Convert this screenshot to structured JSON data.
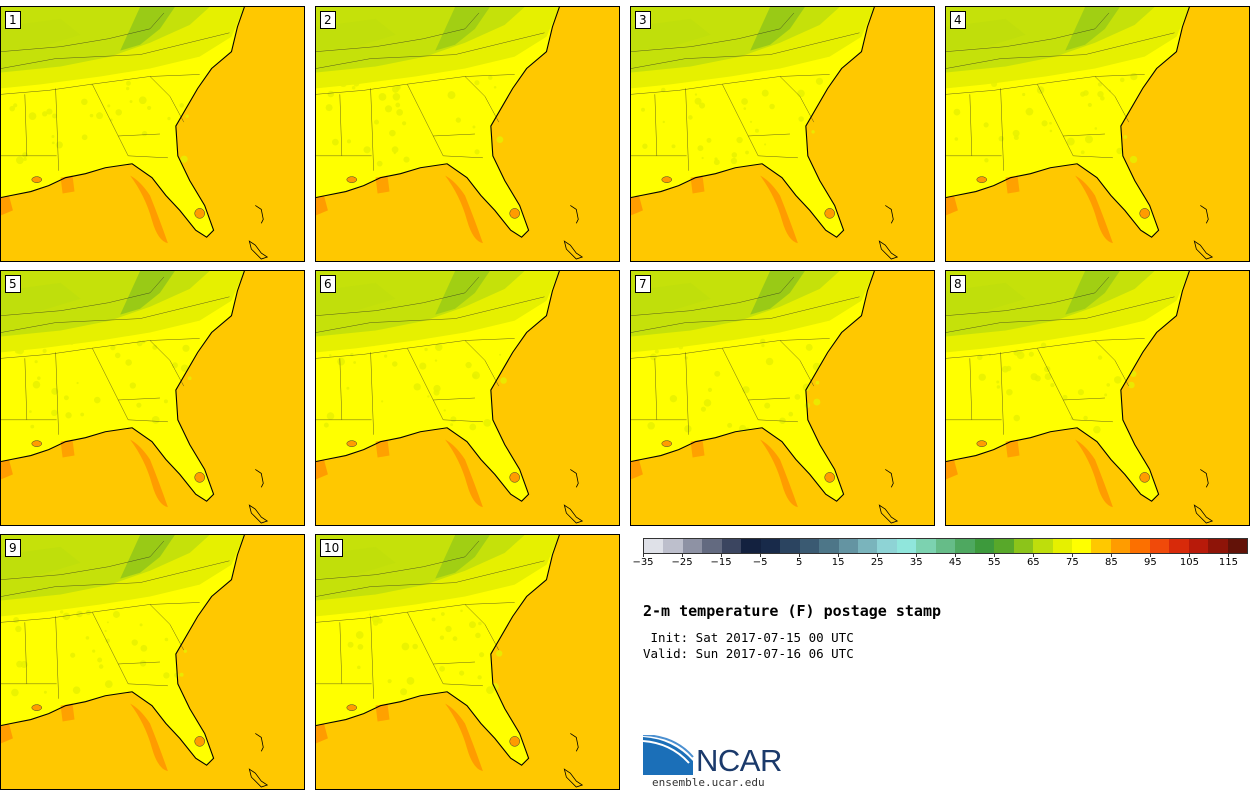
{
  "panels": [
    {
      "label": "1"
    },
    {
      "label": "2"
    },
    {
      "label": "3"
    },
    {
      "label": "4"
    },
    {
      "label": "5"
    },
    {
      "label": "6"
    },
    {
      "label": "7"
    },
    {
      "label": "8"
    },
    {
      "label": "9"
    },
    {
      "label": "10"
    }
  ],
  "colorbar": {
    "colors": [
      "#dfe1e8",
      "#bdbfcc",
      "#8e92a4",
      "#636a80",
      "#3b4560",
      "#13213f",
      "#182a4a",
      "#2b4460",
      "#3a5a72",
      "#4d7688",
      "#6494a2",
      "#7ab4bc",
      "#8ed3d5",
      "#90e6dc",
      "#7cd2b0",
      "#66bc88",
      "#4ea860",
      "#3d9a3c",
      "#58a82a",
      "#8cc41a",
      "#bede0c",
      "#e6f000",
      "#ffff00",
      "#ffc800",
      "#ff9c00",
      "#fc7000",
      "#f04a0a",
      "#d82a0a",
      "#b81a0a",
      "#8e1408",
      "#621208"
    ],
    "tick_labels": [
      "−35",
      "−25",
      "−15",
      "−5",
      "5",
      "15",
      "25",
      "35",
      "45",
      "55",
      "65",
      "75",
      "85",
      "95",
      "105",
      "115"
    ]
  },
  "title": "2-m temperature (F) postage stamp",
  "init": " Init: Sat 2017-07-15 00 UTC",
  "valid": "Valid: Sun 2017-07-16 06 UTC",
  "logo": {
    "name": "NCAR",
    "url": "ensemble.ucar.edu",
    "colors": {
      "dark": "#1b3a6b",
      "light": "#4a8fd0"
    }
  }
}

▶ **Aim**
Copy the listing exactly. Any image in it stays out of the copy.

▶ **Answer to the problem**
Convert this screenshot to structured JSON data.
{
  "panels": [
    {
      "label": "1"
    },
    {
      "label": "2"
    },
    {
      "label": "3"
    },
    {
      "label": "4"
    },
    {
      "label": "5"
    },
    {
      "label": "6"
    },
    {
      "label": "7"
    },
    {
      "label": "8"
    },
    {
      "label": "9"
    },
    {
      "label": "10"
    }
  ],
  "colorbar": {
    "colors": [
      "#dfe1e8",
      "#bdbfcc",
      "#8e92a4",
      "#636a80",
      "#3b4560",
      "#13213f",
      "#182a4a",
      "#2b4460",
      "#3a5a72",
      "#4d7688",
      "#6494a2",
      "#7ab4bc",
      "#8ed3d5",
      "#90e6dc",
      "#7cd2b0",
      "#66bc88",
      "#4ea860",
      "#3d9a3c",
      "#58a82a",
      "#8cc41a",
      "#bede0c",
      "#e6f000",
      "#ffff00",
      "#ffc800",
      "#ff9c00",
      "#fc7000",
      "#f04a0a",
      "#d82a0a",
      "#b81a0a",
      "#8e1408",
      "#621208"
    ],
    "tick_labels": [
      "−35",
      "−25",
      "−15",
      "−5",
      "5",
      "15",
      "25",
      "35",
      "45",
      "55",
      "65",
      "75",
      "85",
      "95",
      "105",
      "115"
    ]
  },
  "title": "2-m temperature (F) postage stamp",
  "init": " Init: Sat 2017-07-15 00 UTC",
  "valid": "Valid: Sun 2017-07-16 06 UTC",
  "logo": {
    "name": "NCAR",
    "url": "ensemble.ucar.edu",
    "colors": {
      "dark": "#1b3a6b",
      "light": "#4a8fd0"
    }
  }
}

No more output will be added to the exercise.